[Items listed in a dataset]

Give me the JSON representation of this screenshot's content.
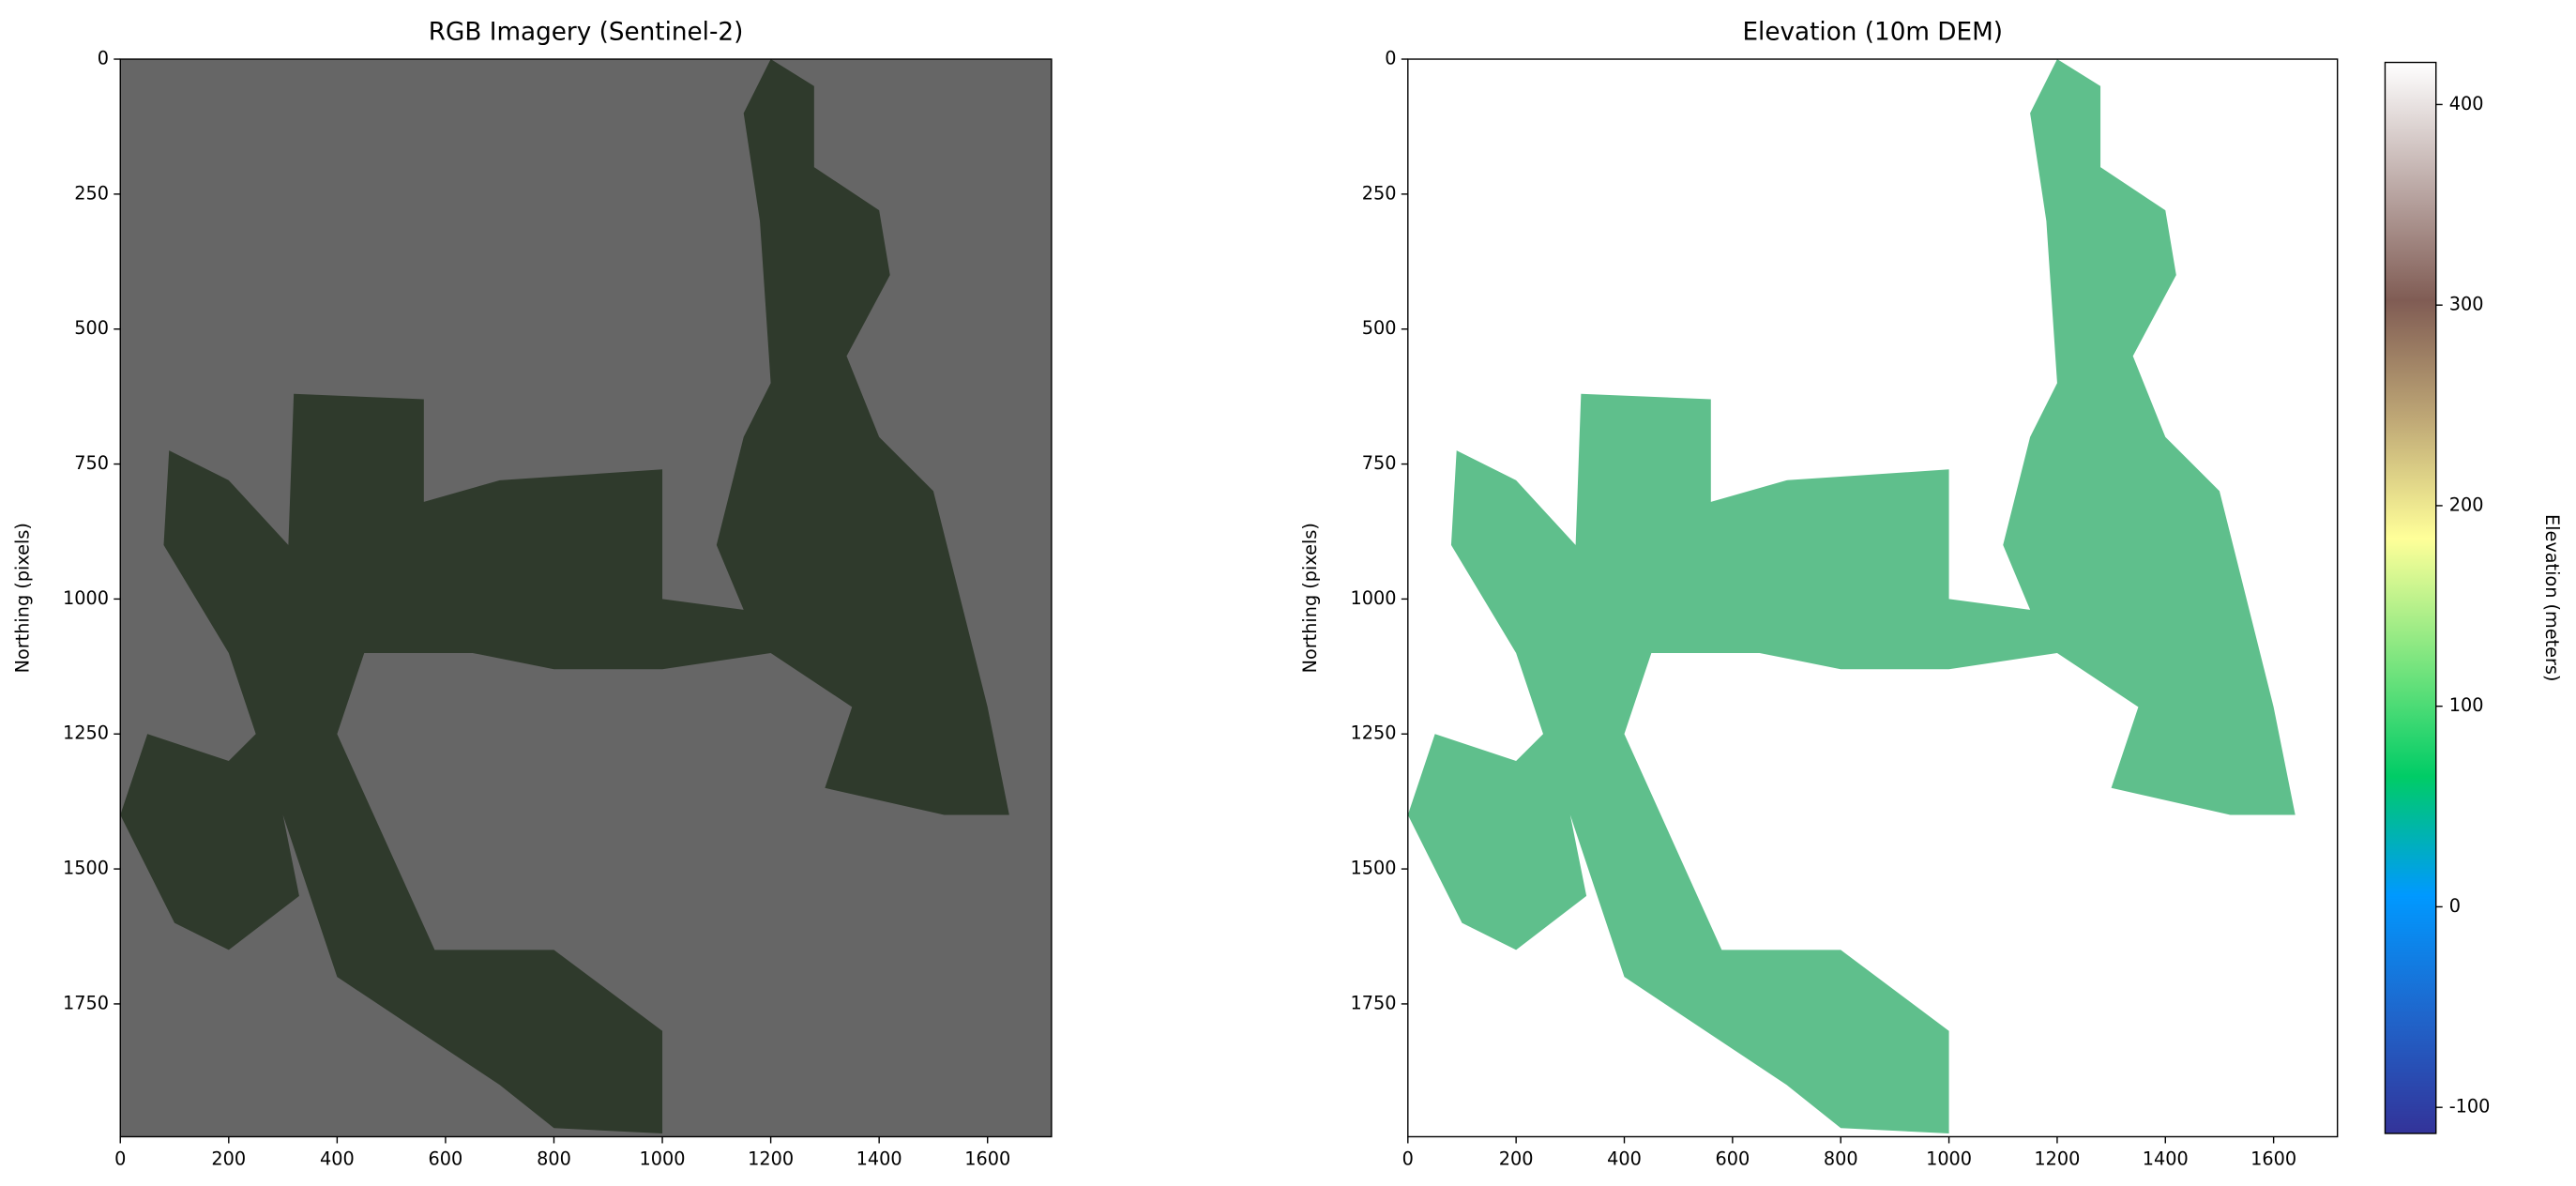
{
  "chart_data": [
    {
      "type": "image",
      "title": "RGB Imagery (Sentinel-2)",
      "ylabel": "Northing (pixels)",
      "xlim": [
        0,
        1718
      ],
      "ylim": [
        1996,
        0
      ],
      "xticks": [
        0,
        200,
        400,
        600,
        800,
        1000,
        1200,
        1400,
        1600
      ],
      "yticks": [
        0,
        250,
        500,
        750,
        1000,
        1250,
        1500,
        1750
      ],
      "background": "#666666",
      "color": "#2f3a2c"
    },
    {
      "type": "image",
      "title": "Elevation (10m DEM)",
      "ylabel": "Northing (pixels)",
      "xlim": [
        0,
        1718
      ],
      "ylim": [
        1996,
        0
      ],
      "xticks": [
        0,
        200,
        400,
        600,
        800,
        1000,
        1200,
        1400,
        1600
      ],
      "yticks": [
        0,
        250,
        500,
        750,
        1000,
        1250,
        1500,
        1750
      ],
      "background": "#ffffff",
      "color": "#5fbf8c",
      "colorbar": {
        "label": "Elevation (meters)",
        "lim": [
          -113,
          421
        ],
        "ticks": [
          -100,
          0,
          100,
          200,
          300,
          400
        ],
        "colors": [
          "#333399",
          "#1f66cc",
          "#0099ff",
          "#00cc66",
          "#80e680",
          "#ffff99",
          "#bfa876",
          "#805c54",
          "#bfadaa",
          "#ffffff"
        ]
      }
    }
  ]
}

» What to work on: Report only how many lines in the listing contain the string "Elevation".

» In response: 2